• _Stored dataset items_
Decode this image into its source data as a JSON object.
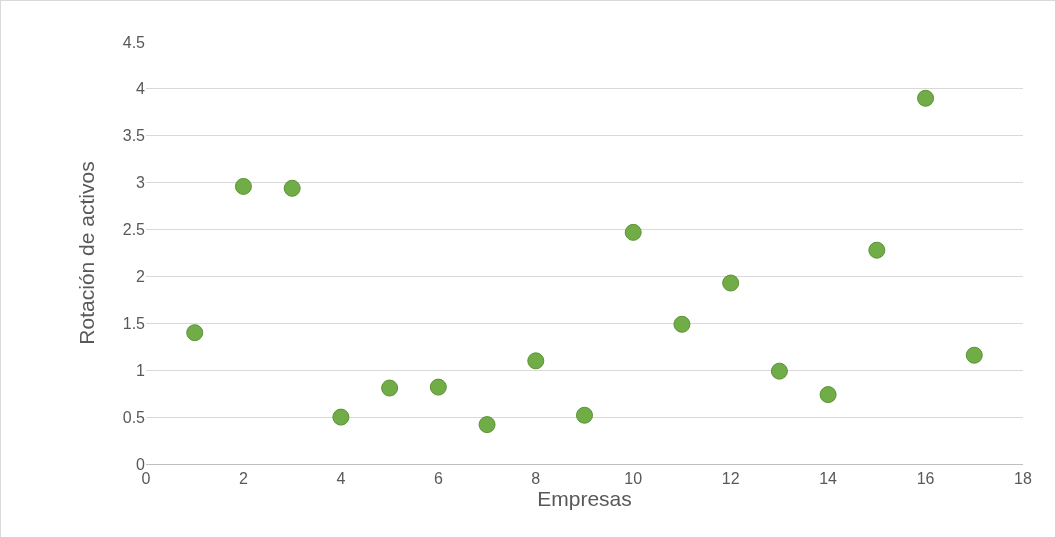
{
  "chart_data": {
    "type": "scatter",
    "xlabel": "Empresas",
    "ylabel": "Rotación de activos",
    "x": [
      1,
      2,
      3,
      4,
      5,
      6,
      7,
      8,
      9,
      10,
      11,
      12,
      13,
      14,
      15,
      16,
      17
    ],
    "series": [
      {
        "color": "#70ad47",
        "values": [
          1.4,
          2.96,
          2.94,
          0.5,
          0.81,
          0.82,
          0.42,
          1.1,
          0.52,
          2.47,
          1.49,
          1.93,
          0.99,
          0.74,
          2.28,
          3.9,
          1.16
        ]
      }
    ],
    "xlim": [
      0,
      18
    ],
    "xticks": [
      0,
      2,
      4,
      6,
      8,
      10,
      12,
      14,
      16,
      18
    ],
    "ylim": [
      0,
      4.5
    ],
    "yticks": [
      0,
      0.5,
      1,
      1.5,
      2,
      2.5,
      3,
      3.5,
      4,
      4.5
    ],
    "grid": "y",
    "marker": "circle"
  }
}
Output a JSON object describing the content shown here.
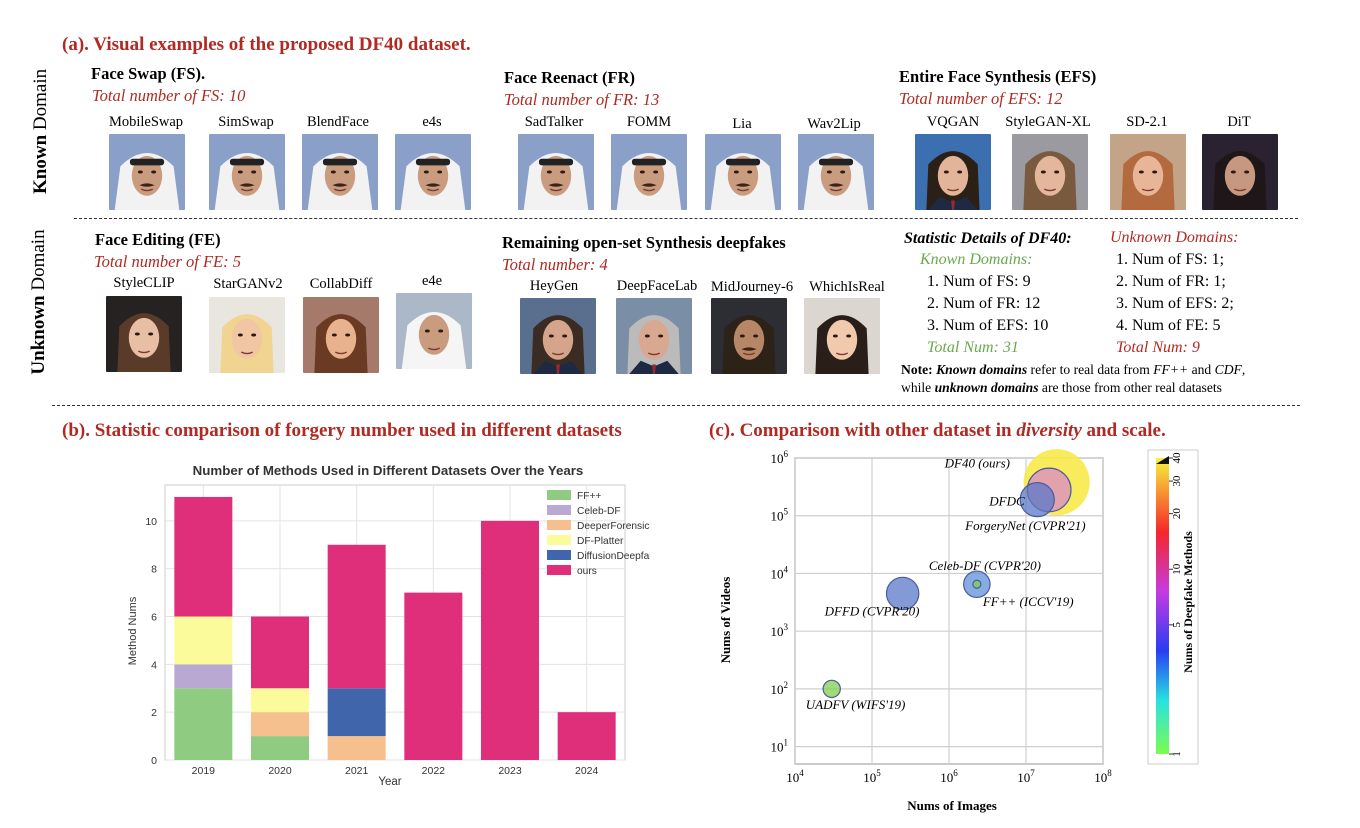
{
  "section_a": {
    "title": "(a). Visual examples of the proposed DF40 dataset.",
    "known_label": "Known Domain",
    "known_label_bold": "Known",
    "known_label_rest": " Domain",
    "unknown_label_bold": "Unknown",
    "unknown_label_rest": " Domain",
    "groups": {
      "fs": {
        "title": "Face Swap (FS).",
        "count": "Total number of FS: 10",
        "methods": [
          "MobileSwap",
          "SimSwap",
          "BlendFace",
          "e4s"
        ]
      },
      "fr": {
        "title": "Face Reenact (FR)",
        "count": "Total number of FR: 13",
        "methods": [
          "SadTalker",
          "FOMM",
          "Lia",
          "Wav2Lip"
        ]
      },
      "efs": {
        "title": "Entire Face Synthesis (EFS)",
        "count": "Total number of EFS: 12",
        "methods": [
          "VQGAN",
          "StyleGAN-XL",
          "SD-2.1",
          "DiT"
        ]
      },
      "fe": {
        "title": "Face Editing (FE)",
        "count": "Total number of FE: 5",
        "methods": [
          "StyleCLIP",
          "StarGANv2",
          "CollabDiff",
          "e4e"
        ]
      },
      "open": {
        "title": "Remaining open-set Synthesis deepfakes",
        "count": "Total number: 4",
        "methods": [
          "HeyGen",
          "DeepFaceLab",
          "MidJourney-6",
          "WhichIsReal"
        ]
      }
    },
    "stats": {
      "title": "Statistic Details of DF40:",
      "known_header": "Known Domains:",
      "known_items": [
        "1. Num of FS: 9",
        "2. Num of FR: 12",
        "3. Num of EFS: 10"
      ],
      "known_total": "Total Num: 31",
      "unknown_header": "Unknown Domains:",
      "unknown_items": [
        "1. Num of FS: 1;",
        "2. Num of FR: 1;",
        "3. Num of EFS: 2;",
        "4. Num of FE: 5"
      ],
      "unknown_total": "Total Num: 9",
      "note_prefix": "Note: ",
      "note_known": "Known domains",
      "note_mid1": " refer to real data from ",
      "note_ff": "FF++",
      "note_and": " and ",
      "note_cdf": "CDF",
      "note_comma": ",",
      "note_line2_a": "while ",
      "note_unknown": "unknown domains",
      "note_line2_b": " are those from other real datasets"
    }
  },
  "section_b": {
    "title": "(b). Statistic comparison of forgery number used in different datasets"
  },
  "section_c": {
    "title_a": "(c). Comparison with other dataset in ",
    "title_em": "diversity",
    "title_b": " and scale."
  },
  "colors": {
    "accent_red": "#b02a23",
    "ffpp": "#8fcb80",
    "celebdf": "#b9a9d2",
    "deeperforensics": "#f6c08e",
    "dfplatter": "#fbfb9b",
    "diffusiondeepfake": "#4065aa",
    "ours": "#df2f7b"
  },
  "chart_data": [
    {
      "type": "bar",
      "stacked": true,
      "title": "Number of Methods Used in Different Datasets Over the Years",
      "xlabel": "Year",
      "ylabel": "Method Nums",
      "ylim": [
        0,
        11.5
      ],
      "yticks": [
        0,
        2,
        4,
        6,
        8,
        10
      ],
      "categories": [
        "2019",
        "2020",
        "2021",
        "2022",
        "2023",
        "2024"
      ],
      "series": [
        {
          "name": "FF++",
          "color": "#8fcb80",
          "values": [
            3,
            1,
            0,
            0,
            0,
            0
          ]
        },
        {
          "name": "Celeb-DF",
          "color": "#b9a9d2",
          "values": [
            1,
            0,
            0,
            0,
            0,
            0
          ]
        },
        {
          "name": "DeeperForensics",
          "color": "#f6c08e",
          "values": [
            0,
            1,
            1,
            0,
            0,
            0
          ]
        },
        {
          "name": "DF-Platter",
          "color": "#fbfb9b",
          "values": [
            2,
            1,
            0,
            0,
            0,
            0
          ]
        },
        {
          "name": "DiffusionDeepfake",
          "color": "#4065aa",
          "values": [
            0,
            0,
            2,
            0,
            0,
            0
          ]
        },
        {
          "name": "ours",
          "color": "#df2f7b",
          "values": [
            5,
            3,
            6,
            7,
            10,
            2
          ]
        }
      ],
      "grid": true,
      "legend": "top-right"
    },
    {
      "type": "scatter",
      "log_x": true,
      "log_y": true,
      "xlabel": "Nums of Images",
      "ylabel": "Nums of Videos",
      "xlim": [
        10000,
        100000000
      ],
      "ylim": [
        5,
        1000000
      ],
      "xticks": [
        10000,
        100000,
        1000000,
        10000000,
        100000000
      ],
      "xtick_labels": [
        "10^4",
        "10^5",
        "10^6",
        "10^7",
        "10^8"
      ],
      "yticks": [
        10,
        100,
        1000,
        10000,
        100000,
        1000000
      ],
      "ytick_labels": [
        "10^1",
        "10^2",
        "10^3",
        "10^4",
        "10^5",
        "10^6"
      ],
      "points": [
        {
          "label": "UADFV (WIFS'19)",
          "x": 30000,
          "y": 100,
          "methods": 1
        },
        {
          "label": "DFFD (CVPR'20)",
          "x": 250000,
          "y": 4500,
          "methods": 7
        },
        {
          "label": "FF++ (ICCV'19)",
          "x": 2300000,
          "y": 6500,
          "methods": 4
        },
        {
          "label": "Celeb-DF (CVPR'20)",
          "x": 2300000,
          "y": 6500,
          "methods": 1
        },
        {
          "label": "DFDC",
          "x": 14000000,
          "y": 190000,
          "methods": 8
        },
        {
          "label": "ForgeryNet (CVPR'21)",
          "x": 20000000,
          "y": 280000,
          "methods": 15
        },
        {
          "label": "DF40 (ours)",
          "x": 25000000,
          "y": 380000,
          "methods": 40
        }
      ],
      "colorbar": {
        "label": "Nums of Deepfake Methods",
        "ticks": [
          1,
          5,
          10,
          20,
          30,
          40
        ]
      },
      "grid": true
    }
  ]
}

• _Task requirements_
Filter the records down to the lines that contain the string "Total", and copy those lines.

• _Result for this exercise_
        "count": "Total number of FS: 10",
        "count": "Total number of FR: 13",
        "count": "Total number of EFS: 12",
        "count": "Total number of FE: 5",
        "count": "Total number: 4",
      "known_total": "Total Num: 31",
      "unknown_total": "Total Num: 9",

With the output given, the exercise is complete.